[Start RECORDS FOR THIS EXERCISE]

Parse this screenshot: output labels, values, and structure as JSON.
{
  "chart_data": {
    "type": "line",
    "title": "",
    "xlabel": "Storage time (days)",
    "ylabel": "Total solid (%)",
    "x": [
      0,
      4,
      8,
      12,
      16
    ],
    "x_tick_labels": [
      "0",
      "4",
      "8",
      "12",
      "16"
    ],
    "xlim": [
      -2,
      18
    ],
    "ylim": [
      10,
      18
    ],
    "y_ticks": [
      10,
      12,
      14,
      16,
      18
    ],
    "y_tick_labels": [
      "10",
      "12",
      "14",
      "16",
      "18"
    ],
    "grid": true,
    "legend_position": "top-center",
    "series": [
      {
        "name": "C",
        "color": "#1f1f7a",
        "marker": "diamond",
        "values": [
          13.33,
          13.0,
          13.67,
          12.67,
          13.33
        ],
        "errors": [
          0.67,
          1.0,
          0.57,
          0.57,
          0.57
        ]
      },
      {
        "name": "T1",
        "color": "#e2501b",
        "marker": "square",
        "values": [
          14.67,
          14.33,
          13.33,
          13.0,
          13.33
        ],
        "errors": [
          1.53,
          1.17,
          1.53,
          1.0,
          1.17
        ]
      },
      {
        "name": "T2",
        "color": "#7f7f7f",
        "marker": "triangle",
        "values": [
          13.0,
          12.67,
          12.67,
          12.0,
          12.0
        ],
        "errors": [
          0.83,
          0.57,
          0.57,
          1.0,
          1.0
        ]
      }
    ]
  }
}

[End RECORDS FOR THIS EXERCISE]

§ **INSTRUCTION**
Quote every entry exactly.

§ **PROBLEM SOLUTION**
Parse this screenshot: output labels, values, and structure as JSON.
{
  "chart_data": {
    "type": "line",
    "title": "",
    "xlabel": "Storage time (days)",
    "ylabel": "Total solid (%)",
    "x": [
      0,
      4,
      8,
      12,
      16
    ],
    "x_tick_labels": [
      "0",
      "4",
      "8",
      "12",
      "16"
    ],
    "xlim": [
      -2,
      18
    ],
    "ylim": [
      10,
      18
    ],
    "y_ticks": [
      10,
      12,
      14,
      16,
      18
    ],
    "y_tick_labels": [
      "10",
      "12",
      "14",
      "16",
      "18"
    ],
    "grid": true,
    "legend_position": "top-center",
    "series": [
      {
        "name": "C",
        "color": "#1f1f7a",
        "marker": "diamond",
        "values": [
          13.33,
          13.0,
          13.67,
          12.67,
          13.33
        ],
        "errors": [
          0.67,
          1.0,
          0.57,
          0.57,
          0.57
        ]
      },
      {
        "name": "T1",
        "color": "#e2501b",
        "marker": "square",
        "values": [
          14.67,
          14.33,
          13.33,
          13.0,
          13.33
        ],
        "errors": [
          1.53,
          1.17,
          1.53,
          1.0,
          1.17
        ]
      },
      {
        "name": "T2",
        "color": "#7f7f7f",
        "marker": "triangle",
        "values": [
          13.0,
          12.67,
          12.67,
          12.0,
          12.0
        ],
        "errors": [
          0.83,
          0.57,
          0.57,
          1.0,
          1.0
        ]
      }
    ]
  }
}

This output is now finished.